:: Dataset rows ::
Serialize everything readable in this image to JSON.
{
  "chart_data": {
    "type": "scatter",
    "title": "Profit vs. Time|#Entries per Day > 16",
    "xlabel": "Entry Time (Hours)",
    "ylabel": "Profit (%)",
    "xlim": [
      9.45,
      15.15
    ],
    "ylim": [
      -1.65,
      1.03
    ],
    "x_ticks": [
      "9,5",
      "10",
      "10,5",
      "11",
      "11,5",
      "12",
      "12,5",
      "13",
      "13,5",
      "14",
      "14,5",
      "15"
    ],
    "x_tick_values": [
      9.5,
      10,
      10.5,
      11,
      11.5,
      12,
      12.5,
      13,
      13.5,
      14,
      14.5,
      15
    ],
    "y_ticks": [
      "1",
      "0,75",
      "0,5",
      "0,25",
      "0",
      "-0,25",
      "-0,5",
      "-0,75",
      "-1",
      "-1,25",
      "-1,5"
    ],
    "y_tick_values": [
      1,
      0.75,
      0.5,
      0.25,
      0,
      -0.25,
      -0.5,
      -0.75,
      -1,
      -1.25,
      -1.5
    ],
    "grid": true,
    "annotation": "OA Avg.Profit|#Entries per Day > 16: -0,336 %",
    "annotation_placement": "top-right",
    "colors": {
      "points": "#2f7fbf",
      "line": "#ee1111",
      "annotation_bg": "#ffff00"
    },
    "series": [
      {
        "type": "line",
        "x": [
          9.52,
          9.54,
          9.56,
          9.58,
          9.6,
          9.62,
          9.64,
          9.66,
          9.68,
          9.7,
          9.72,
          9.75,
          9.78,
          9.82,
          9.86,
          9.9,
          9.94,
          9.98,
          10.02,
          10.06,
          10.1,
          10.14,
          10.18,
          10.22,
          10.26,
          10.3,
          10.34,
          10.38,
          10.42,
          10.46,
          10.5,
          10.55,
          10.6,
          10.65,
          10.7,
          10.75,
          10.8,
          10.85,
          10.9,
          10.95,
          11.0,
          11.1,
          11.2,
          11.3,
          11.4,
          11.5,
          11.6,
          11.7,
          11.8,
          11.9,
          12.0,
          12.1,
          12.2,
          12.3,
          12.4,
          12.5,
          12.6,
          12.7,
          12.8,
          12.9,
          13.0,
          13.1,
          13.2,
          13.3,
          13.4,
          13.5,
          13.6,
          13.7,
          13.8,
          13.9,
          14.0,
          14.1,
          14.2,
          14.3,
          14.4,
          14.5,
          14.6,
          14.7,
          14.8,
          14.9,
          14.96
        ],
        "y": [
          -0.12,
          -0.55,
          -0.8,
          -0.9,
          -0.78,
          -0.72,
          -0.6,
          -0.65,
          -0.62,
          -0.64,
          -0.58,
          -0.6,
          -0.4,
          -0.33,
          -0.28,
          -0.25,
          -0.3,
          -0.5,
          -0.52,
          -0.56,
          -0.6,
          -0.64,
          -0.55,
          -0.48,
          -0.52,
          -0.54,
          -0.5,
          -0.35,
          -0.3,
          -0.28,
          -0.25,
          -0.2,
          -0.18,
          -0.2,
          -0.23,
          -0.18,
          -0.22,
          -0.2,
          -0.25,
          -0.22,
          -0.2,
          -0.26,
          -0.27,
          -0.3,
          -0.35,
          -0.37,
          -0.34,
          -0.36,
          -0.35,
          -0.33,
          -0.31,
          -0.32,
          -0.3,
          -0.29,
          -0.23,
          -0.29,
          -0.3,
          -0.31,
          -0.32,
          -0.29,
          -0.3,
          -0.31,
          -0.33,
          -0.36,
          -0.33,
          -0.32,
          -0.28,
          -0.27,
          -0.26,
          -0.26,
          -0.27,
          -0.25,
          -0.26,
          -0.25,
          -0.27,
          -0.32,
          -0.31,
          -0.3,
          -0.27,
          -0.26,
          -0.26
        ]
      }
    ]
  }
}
---
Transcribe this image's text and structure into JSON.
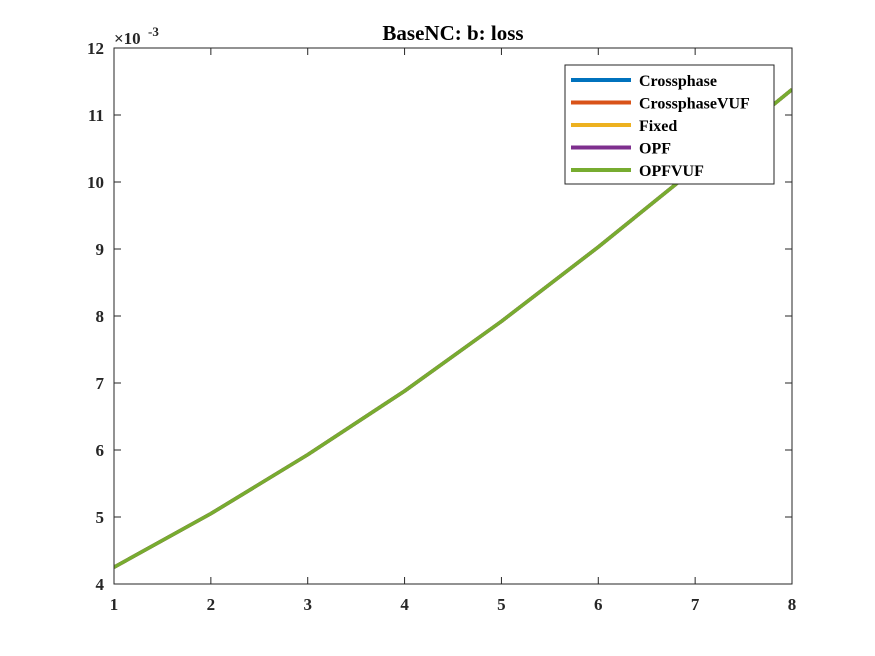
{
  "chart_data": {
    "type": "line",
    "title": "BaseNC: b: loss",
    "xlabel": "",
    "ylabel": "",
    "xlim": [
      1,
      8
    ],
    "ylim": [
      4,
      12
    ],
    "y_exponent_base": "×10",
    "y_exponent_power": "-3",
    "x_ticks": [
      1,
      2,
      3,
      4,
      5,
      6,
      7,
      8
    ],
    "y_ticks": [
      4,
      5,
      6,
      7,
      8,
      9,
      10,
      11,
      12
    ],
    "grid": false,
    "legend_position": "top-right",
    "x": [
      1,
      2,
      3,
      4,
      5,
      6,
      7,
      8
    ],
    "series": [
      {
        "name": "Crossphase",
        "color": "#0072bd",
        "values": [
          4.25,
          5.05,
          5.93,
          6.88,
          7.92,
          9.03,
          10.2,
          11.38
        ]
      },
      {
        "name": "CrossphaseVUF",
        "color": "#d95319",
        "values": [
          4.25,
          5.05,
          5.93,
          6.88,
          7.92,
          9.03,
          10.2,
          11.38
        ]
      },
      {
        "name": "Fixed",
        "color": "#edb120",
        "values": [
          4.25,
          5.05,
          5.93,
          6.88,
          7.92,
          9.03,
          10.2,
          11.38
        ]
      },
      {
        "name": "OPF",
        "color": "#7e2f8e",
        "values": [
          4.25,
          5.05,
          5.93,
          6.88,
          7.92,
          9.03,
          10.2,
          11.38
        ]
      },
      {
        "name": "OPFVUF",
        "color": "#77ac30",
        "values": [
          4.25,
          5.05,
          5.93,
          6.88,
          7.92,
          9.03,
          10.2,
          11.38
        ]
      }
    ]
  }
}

:: Written task ::
Find the count of lines in the data above where the string "right" occurs. Provide that number alone.

:: Result ::
2